EXERCISE INPUTS:

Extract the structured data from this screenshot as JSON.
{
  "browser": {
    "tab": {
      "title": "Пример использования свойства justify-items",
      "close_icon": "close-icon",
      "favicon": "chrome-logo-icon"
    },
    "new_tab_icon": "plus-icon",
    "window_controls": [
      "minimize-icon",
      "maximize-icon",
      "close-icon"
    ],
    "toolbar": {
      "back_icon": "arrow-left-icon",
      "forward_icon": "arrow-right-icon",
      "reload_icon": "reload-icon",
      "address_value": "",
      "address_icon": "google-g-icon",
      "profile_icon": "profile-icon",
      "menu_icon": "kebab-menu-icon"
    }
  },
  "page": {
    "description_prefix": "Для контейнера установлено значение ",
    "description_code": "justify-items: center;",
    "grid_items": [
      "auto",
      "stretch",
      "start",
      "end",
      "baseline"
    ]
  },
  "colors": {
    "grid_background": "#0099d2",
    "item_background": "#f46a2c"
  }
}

...

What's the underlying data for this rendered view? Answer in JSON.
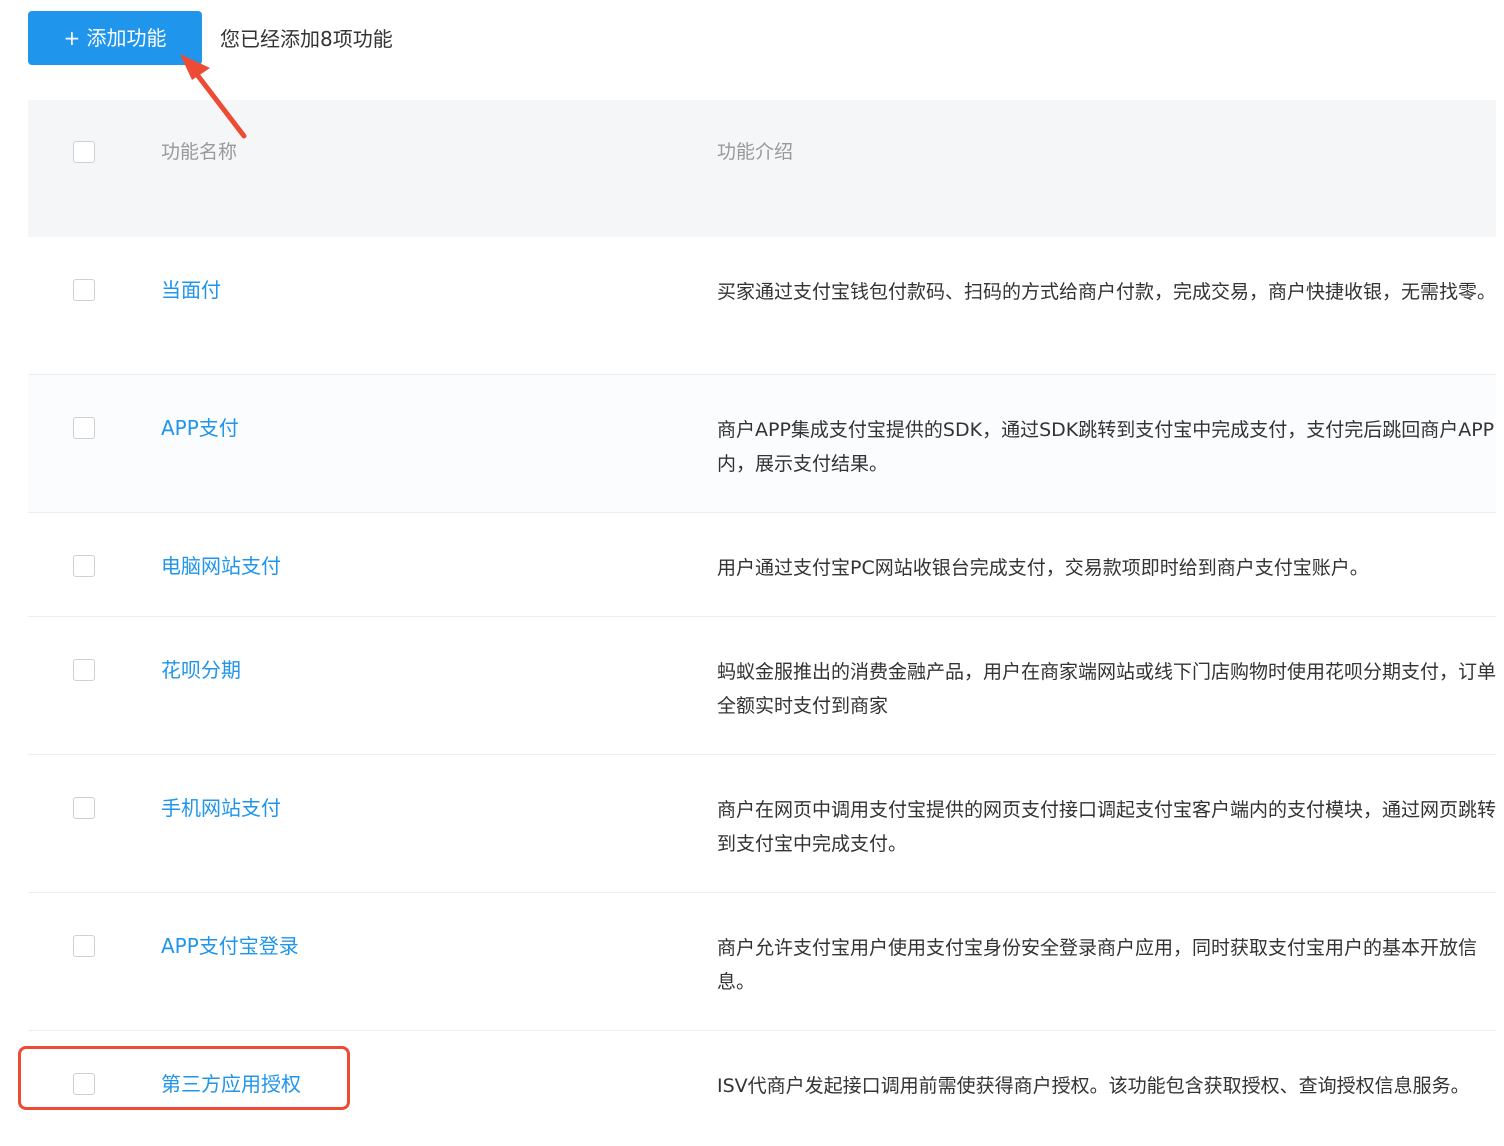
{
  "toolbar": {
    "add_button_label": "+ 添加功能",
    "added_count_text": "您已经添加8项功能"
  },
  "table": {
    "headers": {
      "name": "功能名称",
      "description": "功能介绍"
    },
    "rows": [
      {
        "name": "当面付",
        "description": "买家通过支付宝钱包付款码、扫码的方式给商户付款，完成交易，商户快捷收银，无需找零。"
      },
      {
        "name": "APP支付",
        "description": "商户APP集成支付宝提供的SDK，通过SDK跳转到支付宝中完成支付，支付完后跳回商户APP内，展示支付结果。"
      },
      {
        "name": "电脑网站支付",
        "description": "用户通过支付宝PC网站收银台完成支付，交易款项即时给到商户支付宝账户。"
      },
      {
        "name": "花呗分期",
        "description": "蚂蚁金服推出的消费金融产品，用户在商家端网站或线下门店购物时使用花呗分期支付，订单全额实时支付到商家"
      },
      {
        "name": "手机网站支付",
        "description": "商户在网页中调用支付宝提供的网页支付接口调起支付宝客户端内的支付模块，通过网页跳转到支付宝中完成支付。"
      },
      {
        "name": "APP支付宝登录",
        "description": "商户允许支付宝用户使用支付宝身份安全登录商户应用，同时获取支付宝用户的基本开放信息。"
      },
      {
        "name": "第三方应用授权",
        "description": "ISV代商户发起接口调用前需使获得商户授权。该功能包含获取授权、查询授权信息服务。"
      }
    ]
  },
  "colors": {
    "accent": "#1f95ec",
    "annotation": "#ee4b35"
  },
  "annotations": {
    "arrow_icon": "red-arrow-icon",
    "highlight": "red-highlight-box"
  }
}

==

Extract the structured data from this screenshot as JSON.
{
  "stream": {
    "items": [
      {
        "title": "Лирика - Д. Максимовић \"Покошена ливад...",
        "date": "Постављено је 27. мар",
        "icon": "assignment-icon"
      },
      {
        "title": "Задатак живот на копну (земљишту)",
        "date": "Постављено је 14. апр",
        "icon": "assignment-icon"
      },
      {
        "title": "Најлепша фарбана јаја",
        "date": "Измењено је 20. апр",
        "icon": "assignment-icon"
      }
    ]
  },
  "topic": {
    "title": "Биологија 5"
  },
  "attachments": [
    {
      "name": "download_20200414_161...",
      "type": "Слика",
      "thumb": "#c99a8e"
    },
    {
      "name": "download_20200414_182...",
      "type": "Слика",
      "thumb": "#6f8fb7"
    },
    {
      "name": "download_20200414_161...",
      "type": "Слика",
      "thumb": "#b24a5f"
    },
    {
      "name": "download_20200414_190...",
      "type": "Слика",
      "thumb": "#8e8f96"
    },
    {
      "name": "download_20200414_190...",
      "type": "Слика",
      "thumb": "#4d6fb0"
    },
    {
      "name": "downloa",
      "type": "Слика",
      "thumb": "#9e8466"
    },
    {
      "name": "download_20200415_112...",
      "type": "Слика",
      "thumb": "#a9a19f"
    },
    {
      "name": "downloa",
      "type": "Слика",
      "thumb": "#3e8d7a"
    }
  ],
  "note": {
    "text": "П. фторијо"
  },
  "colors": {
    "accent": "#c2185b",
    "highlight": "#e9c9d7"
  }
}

WHAT YOU HAVE TO DO:
Which lines contain the word "highlight"? Return each of them.

RIGHT ANSWER:
    "highlight": "red-highlight-box"
    "highlight": "#e9c9d7"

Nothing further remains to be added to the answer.